Problem details:
Please reproduce the material exactly, starting with the very first line and going on through the line that contains "frame-model: [727, 77, 918, 343]", both ends included.

Dataset records:
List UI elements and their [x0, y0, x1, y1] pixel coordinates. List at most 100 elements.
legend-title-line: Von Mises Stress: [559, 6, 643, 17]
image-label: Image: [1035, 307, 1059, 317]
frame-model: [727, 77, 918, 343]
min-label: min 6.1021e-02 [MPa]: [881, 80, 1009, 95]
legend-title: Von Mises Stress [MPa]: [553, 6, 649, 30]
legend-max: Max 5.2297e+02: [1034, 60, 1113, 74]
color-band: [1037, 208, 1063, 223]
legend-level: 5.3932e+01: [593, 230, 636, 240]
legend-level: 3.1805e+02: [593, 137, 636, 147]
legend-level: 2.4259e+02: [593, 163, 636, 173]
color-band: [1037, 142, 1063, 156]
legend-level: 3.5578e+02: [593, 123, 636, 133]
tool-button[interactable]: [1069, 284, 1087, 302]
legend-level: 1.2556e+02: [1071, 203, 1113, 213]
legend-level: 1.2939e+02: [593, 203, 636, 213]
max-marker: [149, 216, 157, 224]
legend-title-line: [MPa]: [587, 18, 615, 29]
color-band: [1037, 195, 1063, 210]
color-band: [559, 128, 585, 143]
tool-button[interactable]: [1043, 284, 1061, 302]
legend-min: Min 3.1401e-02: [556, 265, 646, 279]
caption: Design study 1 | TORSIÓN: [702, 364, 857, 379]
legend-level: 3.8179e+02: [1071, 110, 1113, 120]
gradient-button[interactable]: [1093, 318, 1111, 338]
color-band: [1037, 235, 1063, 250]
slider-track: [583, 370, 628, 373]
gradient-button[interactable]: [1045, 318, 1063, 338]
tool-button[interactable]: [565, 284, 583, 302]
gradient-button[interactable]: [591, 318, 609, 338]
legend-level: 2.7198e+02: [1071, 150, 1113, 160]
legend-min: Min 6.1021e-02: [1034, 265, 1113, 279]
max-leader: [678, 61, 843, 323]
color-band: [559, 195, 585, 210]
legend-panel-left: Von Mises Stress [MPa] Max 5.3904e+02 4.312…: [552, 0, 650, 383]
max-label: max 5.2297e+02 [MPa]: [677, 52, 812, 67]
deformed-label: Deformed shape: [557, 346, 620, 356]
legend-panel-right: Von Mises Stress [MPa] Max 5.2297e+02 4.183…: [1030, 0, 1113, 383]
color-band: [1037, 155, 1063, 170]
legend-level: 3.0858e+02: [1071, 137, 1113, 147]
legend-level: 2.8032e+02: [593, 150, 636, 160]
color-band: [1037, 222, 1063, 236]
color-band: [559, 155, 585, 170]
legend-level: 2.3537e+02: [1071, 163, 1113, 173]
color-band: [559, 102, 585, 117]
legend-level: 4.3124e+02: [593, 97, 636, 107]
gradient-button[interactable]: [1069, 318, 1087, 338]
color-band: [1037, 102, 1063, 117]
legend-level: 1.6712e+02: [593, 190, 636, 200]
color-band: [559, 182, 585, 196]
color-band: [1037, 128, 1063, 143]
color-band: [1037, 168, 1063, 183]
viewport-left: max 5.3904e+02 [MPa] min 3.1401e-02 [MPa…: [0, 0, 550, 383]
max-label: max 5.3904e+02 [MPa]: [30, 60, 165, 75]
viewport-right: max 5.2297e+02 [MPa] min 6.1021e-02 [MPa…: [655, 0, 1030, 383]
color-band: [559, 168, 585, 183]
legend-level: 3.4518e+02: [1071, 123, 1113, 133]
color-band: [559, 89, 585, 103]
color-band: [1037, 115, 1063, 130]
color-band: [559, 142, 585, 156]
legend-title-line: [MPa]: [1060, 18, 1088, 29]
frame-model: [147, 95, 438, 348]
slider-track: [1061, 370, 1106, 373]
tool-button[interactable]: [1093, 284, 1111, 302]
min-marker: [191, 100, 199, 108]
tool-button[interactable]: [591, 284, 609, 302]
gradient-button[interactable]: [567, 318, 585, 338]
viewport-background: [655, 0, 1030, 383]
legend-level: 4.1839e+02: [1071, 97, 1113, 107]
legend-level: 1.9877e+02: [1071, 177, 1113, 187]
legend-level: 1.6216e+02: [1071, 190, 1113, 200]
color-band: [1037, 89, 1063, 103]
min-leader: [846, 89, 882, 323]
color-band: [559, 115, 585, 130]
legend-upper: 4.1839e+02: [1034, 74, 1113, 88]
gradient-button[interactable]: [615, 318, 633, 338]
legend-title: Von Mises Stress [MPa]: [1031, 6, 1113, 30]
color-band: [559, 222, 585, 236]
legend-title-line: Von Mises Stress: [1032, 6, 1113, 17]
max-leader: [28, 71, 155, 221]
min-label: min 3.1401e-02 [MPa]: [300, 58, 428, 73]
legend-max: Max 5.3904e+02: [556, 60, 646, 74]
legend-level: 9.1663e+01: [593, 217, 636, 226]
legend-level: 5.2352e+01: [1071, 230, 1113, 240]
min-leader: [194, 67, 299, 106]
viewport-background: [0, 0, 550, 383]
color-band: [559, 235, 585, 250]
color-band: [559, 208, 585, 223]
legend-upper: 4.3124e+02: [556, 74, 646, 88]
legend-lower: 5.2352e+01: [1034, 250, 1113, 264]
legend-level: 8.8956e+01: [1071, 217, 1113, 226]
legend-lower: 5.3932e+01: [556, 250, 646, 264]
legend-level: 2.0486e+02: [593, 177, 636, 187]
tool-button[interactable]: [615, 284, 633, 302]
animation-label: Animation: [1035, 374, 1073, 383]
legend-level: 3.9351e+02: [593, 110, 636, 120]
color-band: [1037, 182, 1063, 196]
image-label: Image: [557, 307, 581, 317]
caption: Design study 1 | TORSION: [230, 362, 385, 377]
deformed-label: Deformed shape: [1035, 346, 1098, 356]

Written response:
List UI elements and their [x0, y0, x1, y1] pixel coordinates. List at most 100 elements.
legend-title-line: Von Mises Stress: [559, 6, 643, 17]
image-label: Image: [1035, 307, 1059, 317]
frame-model: [727, 77, 918, 343]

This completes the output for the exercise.